Copy each line exactly. Leave nothing out.

---+---

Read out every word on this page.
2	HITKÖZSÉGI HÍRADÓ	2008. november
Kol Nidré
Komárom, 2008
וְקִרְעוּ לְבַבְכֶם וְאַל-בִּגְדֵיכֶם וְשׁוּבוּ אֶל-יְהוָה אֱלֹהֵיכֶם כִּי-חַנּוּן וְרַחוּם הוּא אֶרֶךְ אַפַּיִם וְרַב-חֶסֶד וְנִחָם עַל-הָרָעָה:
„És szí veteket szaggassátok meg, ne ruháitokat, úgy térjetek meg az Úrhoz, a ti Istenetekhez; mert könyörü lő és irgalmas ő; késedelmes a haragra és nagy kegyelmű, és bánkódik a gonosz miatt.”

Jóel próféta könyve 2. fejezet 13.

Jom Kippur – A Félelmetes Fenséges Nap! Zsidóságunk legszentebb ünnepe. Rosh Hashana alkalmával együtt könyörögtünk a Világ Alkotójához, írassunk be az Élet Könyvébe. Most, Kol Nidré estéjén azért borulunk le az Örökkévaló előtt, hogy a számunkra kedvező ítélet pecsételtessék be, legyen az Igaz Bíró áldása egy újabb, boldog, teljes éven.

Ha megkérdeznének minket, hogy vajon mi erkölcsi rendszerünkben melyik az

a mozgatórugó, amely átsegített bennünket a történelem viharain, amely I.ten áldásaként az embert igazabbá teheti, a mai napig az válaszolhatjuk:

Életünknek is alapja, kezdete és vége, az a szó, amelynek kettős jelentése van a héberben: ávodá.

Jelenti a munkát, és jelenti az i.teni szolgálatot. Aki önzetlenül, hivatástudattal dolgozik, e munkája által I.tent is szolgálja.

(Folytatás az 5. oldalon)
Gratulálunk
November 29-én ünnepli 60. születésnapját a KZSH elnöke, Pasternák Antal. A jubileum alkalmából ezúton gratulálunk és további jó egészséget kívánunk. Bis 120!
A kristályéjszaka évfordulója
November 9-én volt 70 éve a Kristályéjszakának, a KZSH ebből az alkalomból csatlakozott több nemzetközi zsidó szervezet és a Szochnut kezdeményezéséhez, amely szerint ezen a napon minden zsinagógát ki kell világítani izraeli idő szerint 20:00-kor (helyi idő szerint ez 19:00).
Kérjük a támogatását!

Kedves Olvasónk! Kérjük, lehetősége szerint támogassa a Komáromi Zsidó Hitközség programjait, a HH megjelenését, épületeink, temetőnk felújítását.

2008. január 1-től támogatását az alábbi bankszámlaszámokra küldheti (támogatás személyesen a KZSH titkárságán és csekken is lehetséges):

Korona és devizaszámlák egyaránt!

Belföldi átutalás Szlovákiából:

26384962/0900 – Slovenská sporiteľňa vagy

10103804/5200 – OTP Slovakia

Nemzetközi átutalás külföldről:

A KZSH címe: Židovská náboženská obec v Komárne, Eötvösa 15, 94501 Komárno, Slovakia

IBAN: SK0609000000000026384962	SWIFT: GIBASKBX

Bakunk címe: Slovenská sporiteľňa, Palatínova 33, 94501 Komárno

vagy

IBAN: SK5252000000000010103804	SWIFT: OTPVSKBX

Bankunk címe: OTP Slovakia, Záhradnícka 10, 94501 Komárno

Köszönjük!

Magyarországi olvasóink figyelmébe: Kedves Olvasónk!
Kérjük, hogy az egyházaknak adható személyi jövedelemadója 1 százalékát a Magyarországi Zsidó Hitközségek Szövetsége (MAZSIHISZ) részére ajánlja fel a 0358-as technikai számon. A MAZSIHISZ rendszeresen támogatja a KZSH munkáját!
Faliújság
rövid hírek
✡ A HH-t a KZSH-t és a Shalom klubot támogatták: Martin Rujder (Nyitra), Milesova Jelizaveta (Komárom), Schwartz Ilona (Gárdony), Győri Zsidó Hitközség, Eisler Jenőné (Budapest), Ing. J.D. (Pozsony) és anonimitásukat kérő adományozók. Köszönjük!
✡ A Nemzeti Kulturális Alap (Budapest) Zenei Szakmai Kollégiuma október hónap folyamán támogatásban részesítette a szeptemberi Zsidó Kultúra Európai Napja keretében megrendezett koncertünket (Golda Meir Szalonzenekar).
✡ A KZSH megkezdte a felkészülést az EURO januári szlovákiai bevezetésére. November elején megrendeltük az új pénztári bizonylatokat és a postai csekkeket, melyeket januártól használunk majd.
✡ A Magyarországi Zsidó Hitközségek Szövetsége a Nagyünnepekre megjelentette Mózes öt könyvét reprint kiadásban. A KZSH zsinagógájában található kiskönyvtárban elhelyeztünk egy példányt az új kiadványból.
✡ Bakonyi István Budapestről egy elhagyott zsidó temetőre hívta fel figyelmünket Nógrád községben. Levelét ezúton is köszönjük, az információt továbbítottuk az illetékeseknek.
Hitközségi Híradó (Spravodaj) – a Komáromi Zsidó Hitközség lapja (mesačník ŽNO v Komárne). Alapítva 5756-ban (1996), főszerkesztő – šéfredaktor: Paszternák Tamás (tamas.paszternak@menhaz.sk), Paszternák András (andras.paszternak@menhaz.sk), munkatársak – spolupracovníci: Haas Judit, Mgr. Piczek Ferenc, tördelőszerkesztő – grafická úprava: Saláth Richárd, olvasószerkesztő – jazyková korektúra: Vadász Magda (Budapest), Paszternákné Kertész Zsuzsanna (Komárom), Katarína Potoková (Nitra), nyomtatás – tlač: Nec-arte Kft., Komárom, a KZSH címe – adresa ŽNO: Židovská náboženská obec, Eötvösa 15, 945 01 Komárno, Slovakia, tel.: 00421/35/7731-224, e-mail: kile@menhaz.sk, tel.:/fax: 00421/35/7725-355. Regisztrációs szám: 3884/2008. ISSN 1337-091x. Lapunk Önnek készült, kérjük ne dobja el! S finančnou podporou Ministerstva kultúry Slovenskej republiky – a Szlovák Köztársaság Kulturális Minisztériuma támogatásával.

---+---

▶ _Answer to this problem_
Read out every word on this page.
2	HITKÖZSÉGI HÍRADÓ	2008. november
Kol Nidré
Komárom, 2008
וְקִרְעוּ לְבַבְכֶם וְאַל-בִּגְדֵיכֶם וְשׁוּבוּ אֶל-יְהוָה אֱלֹהֵיכֶם כִּי-חַנּוּן וְרַחוּם הוּא אֶרֶךְ אַפַּיִם וְרַב-חֶסֶד וְנִחָם עַל-הָרָעָה:
„És szí veteket szaggassátok meg, ne ruháitokat, úgy térjetek meg az Úrhoz, a ti Istenetekhez; mert könyörü lő és irgalmas ő; késedelmes a haragra és nagy kegyelmű, és bánkódik a gonosz miatt.”

Jóel próféta könyve 2. fejezet 13.

Jom Kippur – A Félelmetes Fenséges Nap! Zsidóságunk legszentebb ünnepe. Rosh Hashana alkalmával együtt könyörögtünk a Világ Alkotójához, írassunk be az Élet Könyvébe. Most, Kol Nidré estéjén azért borulunk le az Örökkévaló előtt, hogy a számunkra kedvező ítélet pecsételtessék be, legyen az Igaz Bíró áldása egy újabb, boldog, teljes éven.

Ha megkérdeznének minket, hogy vajon mi erkölcsi rendszerünkben melyik az

a mozgatórugó, amely átsegített bennünket a történelem viharain, amely I.ten áldásaként az embert igazabbá teheti, a mai napig az válaszolhatjuk:

Életünknek is alapja, kezdete és vége, az a szó, amelynek kettős jelentése van a héberben: ávodá.

Jelenti a munkát, és jelenti az i.teni szolgálatot. Aki önzetlenül, hivatástudattal dolgozik, e munkája által I.tent is szolgálja.

(Folytatás az 5. oldalon)
Gratulálunk
November 29-én ünnepli 60. születésnapját a KZSH elnöke, Pasternák Antal. A jubileum alkalmából ezúton gratulálunk és további jó egészséget kívánunk. Bis 120!
A kristályéjszaka évfordulója
November 9-én volt 70 éve a Kristályéjszakának, a KZSH ebből az alkalomból csatlakozott több nemzetközi zsidó szervezet és a Szochnut kezdeményezéséhez, amely szerint ezen a napon minden zsinagógát ki kell világítani izraeli idő szerint 20:00-kor (helyi idő szerint ez 19:00).
Kérjük a támogatását!

Kedves Olvasónk! Kérjük, lehetősége szerint támogassa a Komáromi Zsidó Hitközség programjait, a HH megjelenését, épületeink, temetőnk felújítását.

2008. január 1-től támogatását az alábbi bankszámlaszámokra küldheti (támogatás személyesen a KZSH titkárságán és csekken is lehetséges):

Korona és devizaszámlák egyaránt!

Belföldi átutalás Szlovákiából:

26384962/0900 – Slovenská sporiteľňa vagy

10103804/5200 – OTP Slovakia

Nemzetközi átutalás külföldről:

A KZSH címe: Židovská náboženská obec v Komárne, Eötvösa 15, 94501 Komárno, Slovakia

IBAN: SK0609000000000026384962	SWIFT: GIBASKBX

Bakunk címe: Slovenská sporiteľňa, Palatínova 33, 94501 Komárno

vagy

IBAN: SK5252000000000010103804	SWIFT: OTPVSKBX

Bankunk címe: OTP Slovakia, Záhradnícka 10, 94501 Komárno

Köszönjük!

Magyarországi olvasóink figyelmébe: Kedves Olvasónk!
Kérjük, hogy az egyházaknak adható személyi jövedelemadója 1 százalékát a Magyarországi Zsidó Hitközségek Szövetsége (MAZSIHISZ) részére ajánlja fel a 0358-as technikai számon. A MAZSIHISZ rendszeresen támogatja a KZSH munkáját!
Faliújság
rövid hírek
✡ A HH-t a KZSH-t és a Shalom klubot támogatták: Martin Rujder (Nyitra), Milesova Jelizaveta (Komárom), Schwartz Ilona (Gárdony), Győri Zsidó Hitközség, Eisler Jenőné (Budapest), Ing. J.D. (Pozsony) és anonimitásukat kérő adományozók. Köszönjük!
✡ A Nemzeti Kulturális Alap (Budapest) Zenei Szakmai Kollégiuma október hónap folyamán támogatásban részesítette a szeptemberi Zsidó Kultúra Európai Napja keretében megrendezett koncertünket (Golda Meir Szalonzenekar).
✡ A KZSH megkezdte a felkészülést az EURO januári szlovákiai bevezetésére. November elején megrendeltük az új pénztári bizonylatokat és a postai csekkeket, melyeket januártól használunk majd.
✡ A Magyarországi Zsidó Hitközségek Szövetsége a Nagyünnepekre megjelentette Mózes öt könyvét reprint kiadásban. A KZSH zsinagógájában található kiskönyvtárban elhelyeztünk egy példányt az új kiadványból.
✡ Bakonyi István Budapestről egy elhagyott zsidó temetőre hívta fel figyelmünket Nógrád községben. Levelét ezúton is köszönjük, az információt továbbítottuk az illetékeseknek.
Hitközségi Híradó (Spravodaj) – a Komáromi Zsidó Hitközség lapja (mesačník ŽNO v Komárne). Alapítva 5756-ban (1996), főszerkesztő – šéfredaktor: Paszternák Tamás (tamas.paszternak@menhaz.sk), Paszternák András (andras.paszternak@menhaz.sk), munkatársak – spolupracovníci: Haas Judit, Mgr. Piczek Ferenc, tördelőszerkesztő – grafická úprava: Saláth Richárd, olvasószerkesztő – jazyková korektúra: Vadász Magda (Budapest), Paszternákné Kertész Zsuzsanna (Komárom), Katarína Potoková (Nitra), nyomtatás – tlač: Nec-arte Kft., Komárom, a KZSH címe – adresa ŽNO: Židovská náboženská obec, Eötvösa 15, 945 01 Komárno, Slovakia, tel.: 00421/35/7731-224, e-mail: kile@menhaz.sk, tel.:/fax: 00421/35/7725-355. Regisztrációs szám: 3884/2008. ISSN 1337-091x. Lapunk Önnek készült, kérjük ne dobja el! S finančnou podporou Ministerstva kultúry Slovenskej republiky – a Szlovák Köztársaság Kulturális Minisztériuma támogatásával.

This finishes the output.